_Brief_: Copy each line that has the string "this" somewhere in it.
>> begin Materials provided
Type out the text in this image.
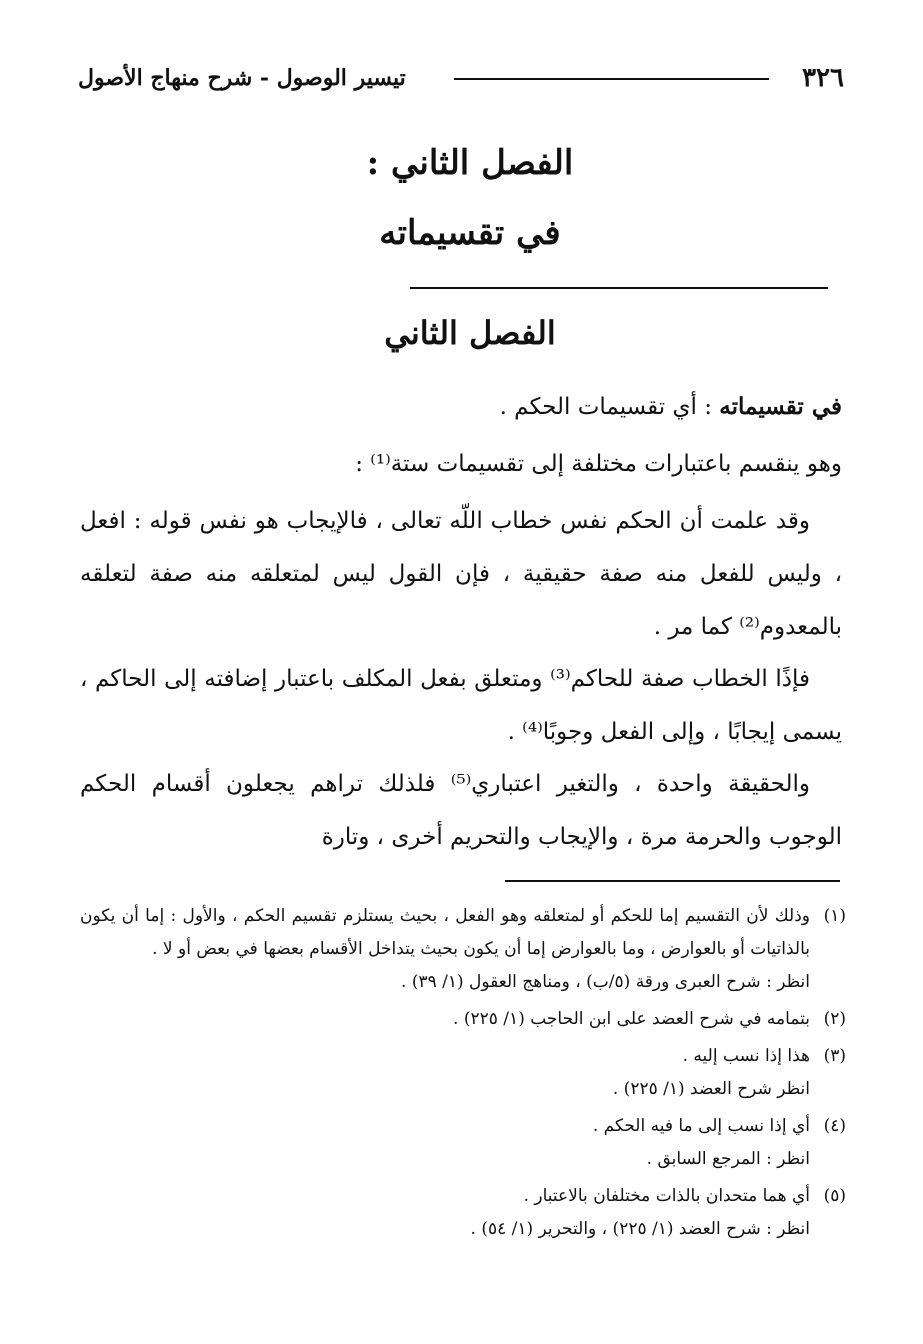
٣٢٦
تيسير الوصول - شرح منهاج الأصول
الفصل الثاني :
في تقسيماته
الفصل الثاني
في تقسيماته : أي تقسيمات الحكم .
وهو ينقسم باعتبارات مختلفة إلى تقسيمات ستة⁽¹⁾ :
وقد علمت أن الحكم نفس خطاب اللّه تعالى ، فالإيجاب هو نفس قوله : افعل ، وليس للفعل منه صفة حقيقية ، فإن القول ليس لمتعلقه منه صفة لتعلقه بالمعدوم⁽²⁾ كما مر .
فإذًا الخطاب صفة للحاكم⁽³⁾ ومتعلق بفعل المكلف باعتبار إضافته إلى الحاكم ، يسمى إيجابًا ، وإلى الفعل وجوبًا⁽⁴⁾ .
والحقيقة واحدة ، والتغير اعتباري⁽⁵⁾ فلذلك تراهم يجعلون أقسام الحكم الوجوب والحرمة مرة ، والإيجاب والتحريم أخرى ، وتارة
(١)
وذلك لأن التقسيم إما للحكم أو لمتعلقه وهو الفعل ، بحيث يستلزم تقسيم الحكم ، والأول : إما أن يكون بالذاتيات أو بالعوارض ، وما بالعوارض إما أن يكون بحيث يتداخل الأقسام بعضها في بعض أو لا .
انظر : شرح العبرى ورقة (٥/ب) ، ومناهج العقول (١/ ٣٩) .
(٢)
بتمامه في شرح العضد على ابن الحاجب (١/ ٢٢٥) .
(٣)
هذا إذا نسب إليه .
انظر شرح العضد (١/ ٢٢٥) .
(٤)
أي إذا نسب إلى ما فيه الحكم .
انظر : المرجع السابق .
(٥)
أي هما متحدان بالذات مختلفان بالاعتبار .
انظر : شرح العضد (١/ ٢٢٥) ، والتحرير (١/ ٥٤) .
>> end Materials provided
>> begin Materials provided
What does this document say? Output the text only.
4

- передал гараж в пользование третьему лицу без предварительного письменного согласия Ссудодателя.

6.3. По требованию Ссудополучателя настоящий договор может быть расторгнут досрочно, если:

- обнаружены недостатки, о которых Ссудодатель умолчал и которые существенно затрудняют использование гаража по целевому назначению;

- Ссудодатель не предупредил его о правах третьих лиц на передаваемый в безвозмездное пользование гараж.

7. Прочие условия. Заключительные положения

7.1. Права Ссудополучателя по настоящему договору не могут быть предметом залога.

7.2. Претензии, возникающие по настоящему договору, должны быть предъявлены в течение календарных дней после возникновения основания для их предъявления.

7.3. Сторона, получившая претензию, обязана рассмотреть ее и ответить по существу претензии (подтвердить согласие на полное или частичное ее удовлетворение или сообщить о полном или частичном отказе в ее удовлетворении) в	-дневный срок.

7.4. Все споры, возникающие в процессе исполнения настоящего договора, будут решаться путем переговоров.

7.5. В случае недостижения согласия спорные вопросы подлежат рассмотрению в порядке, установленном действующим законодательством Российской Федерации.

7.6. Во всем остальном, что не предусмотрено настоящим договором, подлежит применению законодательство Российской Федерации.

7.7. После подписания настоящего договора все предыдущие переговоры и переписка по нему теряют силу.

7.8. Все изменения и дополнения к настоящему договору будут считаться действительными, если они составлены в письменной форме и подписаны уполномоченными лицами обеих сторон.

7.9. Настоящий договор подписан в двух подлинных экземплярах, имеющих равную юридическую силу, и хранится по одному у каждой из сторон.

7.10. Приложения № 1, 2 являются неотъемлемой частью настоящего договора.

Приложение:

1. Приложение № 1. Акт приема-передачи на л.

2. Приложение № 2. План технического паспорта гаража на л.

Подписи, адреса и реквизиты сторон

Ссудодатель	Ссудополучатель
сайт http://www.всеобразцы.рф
>> end Materials provided
_Answer in full_:
Type out the text in this image.
What does this document say? Output the text only.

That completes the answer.